■ GIVEN EXERCISE: Tally the lines in these records that hold the string "razor", and reply with the number alone.

■ DATA IN THIS EXERCISE:
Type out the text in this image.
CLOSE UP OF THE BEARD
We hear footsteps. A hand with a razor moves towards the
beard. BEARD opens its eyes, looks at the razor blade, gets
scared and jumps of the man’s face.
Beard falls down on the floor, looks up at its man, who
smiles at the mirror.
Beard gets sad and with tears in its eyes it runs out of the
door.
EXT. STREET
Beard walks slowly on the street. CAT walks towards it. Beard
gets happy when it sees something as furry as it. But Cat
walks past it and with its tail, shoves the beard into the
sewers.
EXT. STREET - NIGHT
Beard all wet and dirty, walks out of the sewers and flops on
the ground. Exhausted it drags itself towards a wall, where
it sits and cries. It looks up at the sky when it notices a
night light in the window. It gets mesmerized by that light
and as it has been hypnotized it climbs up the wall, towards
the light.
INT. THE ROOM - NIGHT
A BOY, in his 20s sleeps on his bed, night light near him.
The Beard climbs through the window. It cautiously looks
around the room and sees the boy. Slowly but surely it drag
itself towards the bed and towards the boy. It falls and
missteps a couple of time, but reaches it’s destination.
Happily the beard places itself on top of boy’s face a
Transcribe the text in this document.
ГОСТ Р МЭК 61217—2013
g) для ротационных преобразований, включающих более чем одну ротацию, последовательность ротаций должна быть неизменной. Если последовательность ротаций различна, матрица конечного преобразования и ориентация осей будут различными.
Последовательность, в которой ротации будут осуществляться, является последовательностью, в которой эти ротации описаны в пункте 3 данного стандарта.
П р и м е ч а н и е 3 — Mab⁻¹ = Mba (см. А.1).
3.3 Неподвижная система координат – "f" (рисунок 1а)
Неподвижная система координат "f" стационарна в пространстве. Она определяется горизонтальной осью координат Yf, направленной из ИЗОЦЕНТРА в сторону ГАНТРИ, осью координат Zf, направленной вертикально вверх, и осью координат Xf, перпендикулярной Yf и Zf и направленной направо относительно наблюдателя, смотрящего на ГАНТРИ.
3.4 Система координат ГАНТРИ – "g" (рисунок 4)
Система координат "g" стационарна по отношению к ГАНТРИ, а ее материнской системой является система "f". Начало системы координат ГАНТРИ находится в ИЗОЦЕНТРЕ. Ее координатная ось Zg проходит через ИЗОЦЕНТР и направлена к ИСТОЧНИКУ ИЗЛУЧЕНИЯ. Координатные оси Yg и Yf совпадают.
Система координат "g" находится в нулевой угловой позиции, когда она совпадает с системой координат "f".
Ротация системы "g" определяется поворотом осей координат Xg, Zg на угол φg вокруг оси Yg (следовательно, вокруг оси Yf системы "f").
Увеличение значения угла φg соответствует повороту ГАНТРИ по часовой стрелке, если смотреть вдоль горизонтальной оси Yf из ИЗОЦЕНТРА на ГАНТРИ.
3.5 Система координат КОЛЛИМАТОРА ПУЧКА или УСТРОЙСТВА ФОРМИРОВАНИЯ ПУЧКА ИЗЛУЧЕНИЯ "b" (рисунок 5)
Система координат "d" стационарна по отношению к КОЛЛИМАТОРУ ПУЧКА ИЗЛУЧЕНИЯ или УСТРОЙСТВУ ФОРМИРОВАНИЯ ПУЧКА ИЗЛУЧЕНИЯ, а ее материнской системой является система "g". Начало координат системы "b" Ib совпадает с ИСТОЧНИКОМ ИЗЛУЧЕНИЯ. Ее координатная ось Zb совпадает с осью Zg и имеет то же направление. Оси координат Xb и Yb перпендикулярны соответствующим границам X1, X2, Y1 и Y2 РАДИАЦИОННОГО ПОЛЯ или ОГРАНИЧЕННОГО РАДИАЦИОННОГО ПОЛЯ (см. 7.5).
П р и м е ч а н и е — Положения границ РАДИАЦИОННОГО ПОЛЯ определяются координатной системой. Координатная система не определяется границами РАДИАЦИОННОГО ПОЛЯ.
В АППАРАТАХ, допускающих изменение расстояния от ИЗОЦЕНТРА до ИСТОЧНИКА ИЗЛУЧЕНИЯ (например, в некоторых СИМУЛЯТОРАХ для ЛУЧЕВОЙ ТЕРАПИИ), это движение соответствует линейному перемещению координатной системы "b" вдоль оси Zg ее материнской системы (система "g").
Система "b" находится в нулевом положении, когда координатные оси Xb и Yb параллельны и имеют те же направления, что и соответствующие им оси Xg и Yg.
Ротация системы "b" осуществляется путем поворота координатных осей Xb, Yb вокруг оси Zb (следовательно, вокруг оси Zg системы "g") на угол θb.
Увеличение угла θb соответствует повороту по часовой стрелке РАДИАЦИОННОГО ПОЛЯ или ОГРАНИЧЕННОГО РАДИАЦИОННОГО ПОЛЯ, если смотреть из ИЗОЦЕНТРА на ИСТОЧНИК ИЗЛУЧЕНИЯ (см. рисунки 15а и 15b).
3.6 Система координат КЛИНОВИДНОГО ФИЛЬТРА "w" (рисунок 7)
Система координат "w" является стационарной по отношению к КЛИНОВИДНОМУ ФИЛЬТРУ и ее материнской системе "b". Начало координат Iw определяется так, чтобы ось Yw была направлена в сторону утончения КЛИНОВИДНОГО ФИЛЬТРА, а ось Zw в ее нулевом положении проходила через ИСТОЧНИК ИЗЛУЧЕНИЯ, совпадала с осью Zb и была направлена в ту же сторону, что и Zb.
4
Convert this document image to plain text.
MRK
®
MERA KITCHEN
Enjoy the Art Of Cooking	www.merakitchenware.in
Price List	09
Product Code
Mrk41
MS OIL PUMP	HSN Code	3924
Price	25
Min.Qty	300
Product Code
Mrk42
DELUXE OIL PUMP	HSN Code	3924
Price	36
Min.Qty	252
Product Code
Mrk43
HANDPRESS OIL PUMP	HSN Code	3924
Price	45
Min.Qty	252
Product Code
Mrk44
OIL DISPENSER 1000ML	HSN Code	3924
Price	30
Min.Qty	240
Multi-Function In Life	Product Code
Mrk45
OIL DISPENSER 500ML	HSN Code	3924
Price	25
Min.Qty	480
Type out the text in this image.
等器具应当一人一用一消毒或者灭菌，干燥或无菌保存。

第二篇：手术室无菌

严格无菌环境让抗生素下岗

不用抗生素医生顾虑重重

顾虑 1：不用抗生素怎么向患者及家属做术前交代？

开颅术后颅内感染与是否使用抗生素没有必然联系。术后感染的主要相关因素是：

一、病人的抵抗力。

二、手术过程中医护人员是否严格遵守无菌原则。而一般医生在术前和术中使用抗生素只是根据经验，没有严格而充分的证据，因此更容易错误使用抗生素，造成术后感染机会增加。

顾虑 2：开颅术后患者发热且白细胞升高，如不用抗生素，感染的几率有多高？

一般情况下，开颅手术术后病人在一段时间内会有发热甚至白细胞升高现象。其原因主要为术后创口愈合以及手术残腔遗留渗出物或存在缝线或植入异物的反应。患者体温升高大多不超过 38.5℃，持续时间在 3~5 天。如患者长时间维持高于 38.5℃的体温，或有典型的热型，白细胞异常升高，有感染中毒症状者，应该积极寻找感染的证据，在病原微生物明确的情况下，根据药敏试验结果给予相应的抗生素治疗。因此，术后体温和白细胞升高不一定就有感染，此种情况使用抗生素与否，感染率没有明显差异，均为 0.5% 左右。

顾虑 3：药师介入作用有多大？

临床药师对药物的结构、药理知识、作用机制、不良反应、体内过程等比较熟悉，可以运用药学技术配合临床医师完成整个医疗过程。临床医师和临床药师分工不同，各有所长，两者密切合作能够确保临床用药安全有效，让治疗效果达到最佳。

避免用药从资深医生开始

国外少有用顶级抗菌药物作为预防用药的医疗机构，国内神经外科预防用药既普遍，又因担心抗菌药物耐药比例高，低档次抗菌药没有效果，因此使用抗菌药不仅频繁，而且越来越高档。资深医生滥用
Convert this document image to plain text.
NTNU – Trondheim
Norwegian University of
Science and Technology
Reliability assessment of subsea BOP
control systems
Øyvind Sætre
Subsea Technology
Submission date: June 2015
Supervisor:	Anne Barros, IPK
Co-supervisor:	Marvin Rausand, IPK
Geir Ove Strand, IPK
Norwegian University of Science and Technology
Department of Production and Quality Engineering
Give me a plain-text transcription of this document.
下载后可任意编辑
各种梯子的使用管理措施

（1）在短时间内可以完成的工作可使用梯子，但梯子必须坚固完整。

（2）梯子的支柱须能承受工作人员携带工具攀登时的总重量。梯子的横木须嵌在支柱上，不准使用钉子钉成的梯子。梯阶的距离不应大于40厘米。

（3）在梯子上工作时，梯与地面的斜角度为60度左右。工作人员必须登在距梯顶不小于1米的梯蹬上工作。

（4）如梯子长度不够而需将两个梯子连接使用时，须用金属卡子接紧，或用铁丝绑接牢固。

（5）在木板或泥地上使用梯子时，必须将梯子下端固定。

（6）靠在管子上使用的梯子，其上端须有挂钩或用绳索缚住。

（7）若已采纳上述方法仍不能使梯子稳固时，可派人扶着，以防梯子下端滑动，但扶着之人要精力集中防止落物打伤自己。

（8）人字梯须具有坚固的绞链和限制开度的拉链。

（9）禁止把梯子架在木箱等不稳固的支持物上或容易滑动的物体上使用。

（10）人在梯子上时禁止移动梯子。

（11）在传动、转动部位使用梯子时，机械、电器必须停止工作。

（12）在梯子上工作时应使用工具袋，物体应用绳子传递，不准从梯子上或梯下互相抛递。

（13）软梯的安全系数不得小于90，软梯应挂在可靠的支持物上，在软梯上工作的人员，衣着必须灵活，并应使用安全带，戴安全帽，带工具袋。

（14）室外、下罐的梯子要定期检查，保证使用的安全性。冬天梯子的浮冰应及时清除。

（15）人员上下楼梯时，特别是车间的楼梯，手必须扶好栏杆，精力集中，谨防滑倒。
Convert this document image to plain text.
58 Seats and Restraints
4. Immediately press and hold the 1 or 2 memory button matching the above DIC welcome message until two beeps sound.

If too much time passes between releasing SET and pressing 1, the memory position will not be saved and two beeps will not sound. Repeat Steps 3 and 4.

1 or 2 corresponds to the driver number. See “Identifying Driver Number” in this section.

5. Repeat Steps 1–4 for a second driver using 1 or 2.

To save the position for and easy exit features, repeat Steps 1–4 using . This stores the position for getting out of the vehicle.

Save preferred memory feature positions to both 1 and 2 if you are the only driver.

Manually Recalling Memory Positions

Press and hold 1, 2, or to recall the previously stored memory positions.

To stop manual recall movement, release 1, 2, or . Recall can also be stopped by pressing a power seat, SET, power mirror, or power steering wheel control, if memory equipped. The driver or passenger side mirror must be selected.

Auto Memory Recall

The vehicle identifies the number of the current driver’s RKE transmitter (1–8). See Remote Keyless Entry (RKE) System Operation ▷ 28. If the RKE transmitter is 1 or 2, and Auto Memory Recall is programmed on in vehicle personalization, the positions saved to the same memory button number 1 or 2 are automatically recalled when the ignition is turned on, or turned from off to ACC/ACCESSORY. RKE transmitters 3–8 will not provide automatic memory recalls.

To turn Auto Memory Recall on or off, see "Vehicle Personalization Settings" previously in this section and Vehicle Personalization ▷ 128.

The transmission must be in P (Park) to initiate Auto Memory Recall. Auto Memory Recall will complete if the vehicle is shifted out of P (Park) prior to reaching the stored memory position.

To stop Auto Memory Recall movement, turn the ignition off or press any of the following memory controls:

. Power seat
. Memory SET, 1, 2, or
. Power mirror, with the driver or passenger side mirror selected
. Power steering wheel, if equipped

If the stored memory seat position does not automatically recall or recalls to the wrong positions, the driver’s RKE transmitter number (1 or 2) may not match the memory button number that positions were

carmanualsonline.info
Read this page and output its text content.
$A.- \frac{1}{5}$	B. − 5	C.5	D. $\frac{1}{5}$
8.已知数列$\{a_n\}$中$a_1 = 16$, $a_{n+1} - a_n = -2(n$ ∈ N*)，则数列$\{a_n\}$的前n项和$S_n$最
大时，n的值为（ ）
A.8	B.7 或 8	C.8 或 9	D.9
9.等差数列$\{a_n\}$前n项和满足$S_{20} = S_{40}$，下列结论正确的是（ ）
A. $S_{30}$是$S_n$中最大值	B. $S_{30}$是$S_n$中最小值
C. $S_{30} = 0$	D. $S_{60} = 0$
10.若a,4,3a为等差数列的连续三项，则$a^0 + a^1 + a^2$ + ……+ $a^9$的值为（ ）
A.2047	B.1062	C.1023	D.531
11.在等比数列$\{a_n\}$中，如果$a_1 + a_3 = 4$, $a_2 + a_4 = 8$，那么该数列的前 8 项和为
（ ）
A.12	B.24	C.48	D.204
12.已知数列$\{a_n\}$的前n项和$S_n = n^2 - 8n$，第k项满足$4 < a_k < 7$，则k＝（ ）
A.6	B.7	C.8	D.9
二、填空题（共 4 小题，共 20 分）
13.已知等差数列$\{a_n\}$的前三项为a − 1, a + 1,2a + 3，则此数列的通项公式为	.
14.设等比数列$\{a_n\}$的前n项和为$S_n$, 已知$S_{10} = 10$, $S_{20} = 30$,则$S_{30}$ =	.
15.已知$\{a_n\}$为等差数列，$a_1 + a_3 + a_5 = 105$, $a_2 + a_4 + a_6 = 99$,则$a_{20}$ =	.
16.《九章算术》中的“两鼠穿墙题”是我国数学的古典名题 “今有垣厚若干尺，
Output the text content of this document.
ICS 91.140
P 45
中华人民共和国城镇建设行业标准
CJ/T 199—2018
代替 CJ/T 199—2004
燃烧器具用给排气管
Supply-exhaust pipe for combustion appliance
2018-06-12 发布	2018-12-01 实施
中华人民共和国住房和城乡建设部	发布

■ RESPONSE FOR THIS EXERCISE: 2